- _Problem_: Go through the material and tally the lines containing the string "coop". Give the total alone.

Recorded data:
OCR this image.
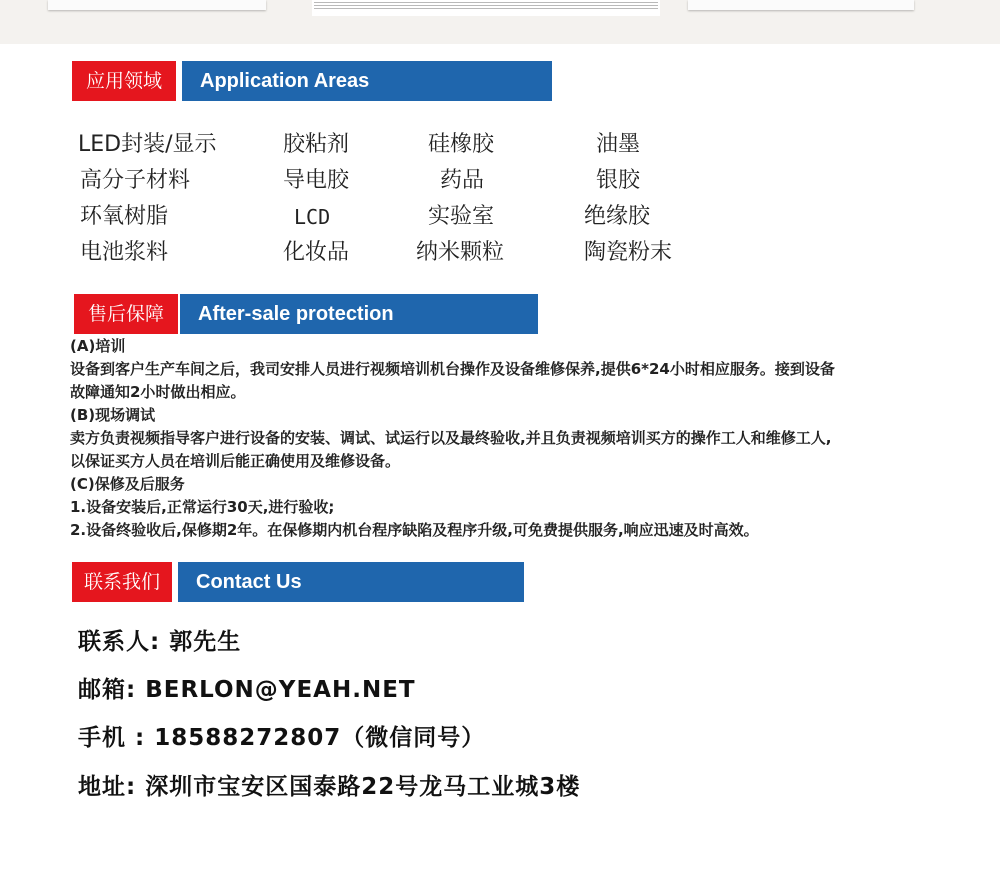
应用领域	Application Areas
LED封装/显示	胶粘剂	硅橡胶	油墨
高分子材料	导电胶	药品	银胶
环氧树脂	LCD	实验室	绝缘胶
电池浆料	化妆品	纳米颗粒	陶瓷粉末
售后保障	After-sale protection
(A)培训
设备到客户生产车间之后，我司安排人员进行视频培训机台操作及设备维修保养,提供6*24小时相应服务。接到设备
故障通知2小时做出相应。
(B)现场调试
卖方负责视频指导客户进行设备的安装、调试、试运行以及最终验收,并且负责视频培训买方的操作工人和维修工人,
以保证买方人员在培训后能正确使用及维修设备。
(C)保修及后服务
1.设备安装后,正常运行30天,进行验收;
2.设备终验收后,保修期2年。在保修期内机台程序缺陷及程序升级,可免费提供服务,响应迅速及时高效。
联系我们	Contact Us
联系人: 郭先生
邮箱: BERLON@YEAH.NET
手机 : 18588272807（微信同号）
地址: 深圳市宝安区国泰路22号龙马工业城3楼
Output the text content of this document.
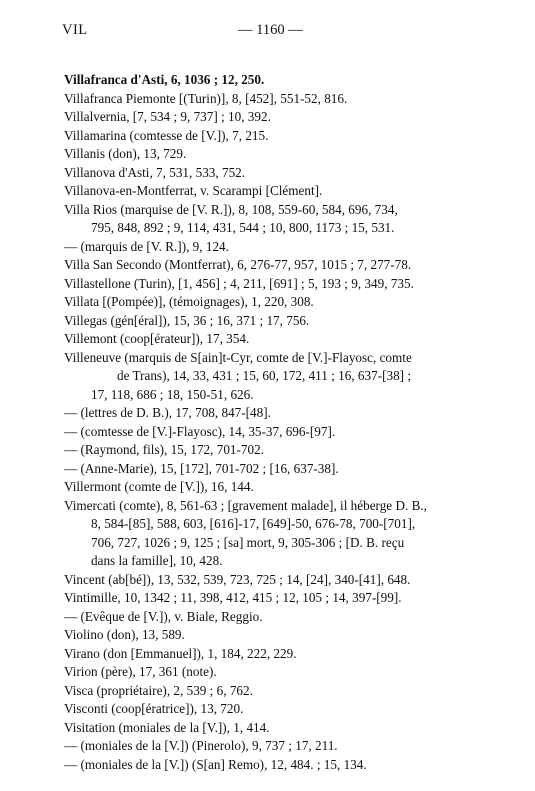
VIL	— 1160 —
Villafranca d'Asti, 6, 1036 ; 12, 250.
Villafranca Piemonte [(Turin)], 8, [452], 551-52, 816.
Villalvernia, [7, 534 ; 9, 737] ; 10, 392.
Villamarina (comtesse de [V.]), 7, 215.
Villanis (don), 13, 729.
Villanova d'Asti, 7, 531, 533, 752.
Villanova-en-Montferrat, v. Scarampi [Clément].
Villa Rios (marquise de [V. R.]), 8, 108, 559-60, 584, 696, 734,
795, 848, 892 ; 9, 114, 431, 544 ; 10, 800, 1173 ; 15, 531.
— (marquis de [V. R.]), 9, 124.
Villa San Secondo (Montferrat), 6, 276-77, 957, 1015 ; 7, 277-78.
Villastellone (Turin), [1, 456] ; 4, 211, [691] ; 5, 193 ; 9, 349, 735.
Villata [(Pompée)], (témoignages), 1, 220, 308.
Villegas (gén[éral]), 15, 36 ; 16, 371 ; 17, 756.
Villemont (coop[érateur]), 17, 354.
Villeneuve (marquis de S[ain]t-Cyr, comte de [V.]-Flayosc, comte
de Trans), 14, 33, 431 ; 15, 60, 172, 411 ; 16, 637-[38] ;
17, 118, 686 ; 18, 150-51, 626.
— (lettres de D. B.), 17, 708, 847-[48].
— (comtesse de [V.]-Flayosc), 14, 35-37, 696-[97].
— (Raymond, fils), 15, 172, 701-702.
— (Anne-Marie), 15, [172], 701-702 ; [16, 637-38].
Villermont (comte de [V.]), 16, 144.
Vimercati (comte), 8, 561-63 ; [gravement malade], il héberge D. B.,
8, 584-[85], 588, 603, [616]-17, [649]-50, 676-78, 700-[701],
706, 727, 1026 ; 9, 125 ; [sa] mort, 9, 305-306 ; [D. B. reçu
dans la famille], 10, 428.
Vincent (ab[bé]), 13, 532, 539, 723, 725 ; 14, [24], 340-[41], 648.
Vintimille, 10, 1342 ; 11, 398, 412, 415 ; 12, 105 ; 14, 397-[99].
— (Evêque de [V.]), v. Biale, Reggio.
Violino (don), 13, 589.
Virano (don [Emmanuel]), 1, 184, 222, 229.
Virion (père), 17, 361 (note).
Visca (propriétaire), 2, 539 ; 6, 762.
Visconti (coop[ératrice]), 13, 720.
Visitation (moniales de la [V.]), 1, 414.
— (moniales de la [V.]) (Pinerolo), 9, 737 ; 17, 211.
— (moniales de la [V.]) (S[an] Remo), 12, 484. ; 15, 134.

- _Task output_: 2